Selected passage below:

In the end, it's us mds > us dos > caribbean in the match. That's really all that matters.

Bolded is really the bottomline in general. Its why whenever anyone asks US MD or DO, the answer is overwhelmingly US MD, and why whenever anyone asks DO or Carib MD, its DO.

The people in the AOA match are a mix of people. Some are primarily less competitive as you said, but many are competitive applicants going for some of the more competitive specialties or a range of people with a geographic preference (primarily the midwest and east) that has a ton of AOA programs. You'll see a lot of not particularly competitive DO applicants go through the NRMP match not because they're competitive, but because they want to match in the Southwest/West coast, which has very few AOA programs.
 
What happens to unmatched applicants? Do they just simply reapply next year or what? What happens if they get unmatched a 2nd time? Do they just apply a 3rd time or what? What happens if they get unmatched 3 times in a row?
 
What happens to unmatched applicants? Do they just simply reapply next year or what? What happens if they get unmatched a 2nd time? Do they just apply a 3rd time or what? What happens if they get unmatched 3 times in a row?

End of Selected passage.
Dataset excerpts below:

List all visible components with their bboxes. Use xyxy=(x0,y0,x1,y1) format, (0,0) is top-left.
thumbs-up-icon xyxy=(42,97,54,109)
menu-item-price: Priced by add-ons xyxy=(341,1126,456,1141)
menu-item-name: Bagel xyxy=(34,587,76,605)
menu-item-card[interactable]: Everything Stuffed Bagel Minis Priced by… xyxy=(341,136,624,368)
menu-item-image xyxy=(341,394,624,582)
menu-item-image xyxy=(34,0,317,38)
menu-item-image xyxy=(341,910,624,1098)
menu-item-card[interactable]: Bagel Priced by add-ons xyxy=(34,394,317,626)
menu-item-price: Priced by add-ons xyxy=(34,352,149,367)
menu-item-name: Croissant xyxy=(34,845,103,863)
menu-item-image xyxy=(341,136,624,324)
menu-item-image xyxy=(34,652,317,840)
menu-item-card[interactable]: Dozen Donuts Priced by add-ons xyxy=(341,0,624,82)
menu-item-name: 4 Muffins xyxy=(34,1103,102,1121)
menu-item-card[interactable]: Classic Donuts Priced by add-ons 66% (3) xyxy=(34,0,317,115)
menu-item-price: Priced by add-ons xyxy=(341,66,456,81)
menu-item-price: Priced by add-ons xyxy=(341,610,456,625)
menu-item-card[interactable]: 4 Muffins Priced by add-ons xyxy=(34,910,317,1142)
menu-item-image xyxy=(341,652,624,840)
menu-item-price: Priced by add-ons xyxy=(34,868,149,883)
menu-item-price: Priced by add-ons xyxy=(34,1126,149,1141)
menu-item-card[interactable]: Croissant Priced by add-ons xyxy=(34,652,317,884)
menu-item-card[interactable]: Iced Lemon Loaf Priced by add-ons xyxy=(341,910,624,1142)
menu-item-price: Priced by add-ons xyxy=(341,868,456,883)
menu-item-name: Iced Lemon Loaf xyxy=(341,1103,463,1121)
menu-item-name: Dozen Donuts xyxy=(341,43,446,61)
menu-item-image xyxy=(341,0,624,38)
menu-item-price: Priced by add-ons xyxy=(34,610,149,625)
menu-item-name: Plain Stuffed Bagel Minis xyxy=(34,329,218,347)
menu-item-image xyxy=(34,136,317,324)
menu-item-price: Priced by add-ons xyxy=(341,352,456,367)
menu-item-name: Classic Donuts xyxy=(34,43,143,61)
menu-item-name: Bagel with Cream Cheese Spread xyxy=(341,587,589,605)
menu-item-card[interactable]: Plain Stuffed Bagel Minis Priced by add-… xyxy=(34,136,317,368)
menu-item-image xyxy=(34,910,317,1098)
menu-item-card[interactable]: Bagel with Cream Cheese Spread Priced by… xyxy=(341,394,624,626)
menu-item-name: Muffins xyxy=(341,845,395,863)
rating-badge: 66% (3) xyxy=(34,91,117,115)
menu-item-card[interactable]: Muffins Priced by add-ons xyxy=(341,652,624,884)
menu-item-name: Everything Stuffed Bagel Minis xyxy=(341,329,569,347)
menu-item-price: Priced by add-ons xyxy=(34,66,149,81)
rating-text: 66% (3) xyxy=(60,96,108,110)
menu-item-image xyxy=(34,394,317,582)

End of Dataset excerpts.

§ **To do**
Write the next part of the forum discussion about the residency match, beginning after its final line. These items have no connection to the text about the residency match.

§ **Exercise result**
If they go unmatched they can go into SOAP (the scramble) where they basically re-interview for programs that still have openings that year. If they don't match at all some will go into 1-year rotations or take a year to do research and reapply. I've never heard of a U.S. grad getting rejected 2 years in a row, though I'm sure it happens. At that point it's either reapply and just hope you can find something or start looking into something other than medicine. I suppose one could also just practice as a GP, but they'd struggle to get patients and wouldn't be able to be reimbursed by the gov or most insurance companies.
 
If they go unmatched they can go into SOAP (the scramble) where they basically re-interview for programs that still have openings that year. If they don't match at all some will go into 1-year rotations or take a year to do research and reapply. I've never heard of a U.S. grad getting rejected 2 years in a row, though I'm sure it happens. At that point it's either reapply and just hope you can find something or start looking into something other than medicine. I suppose one could also just practice as a GP, but they'd struggle to get patients and wouldn't be able to be reimbursed by the gov or most insurance companies.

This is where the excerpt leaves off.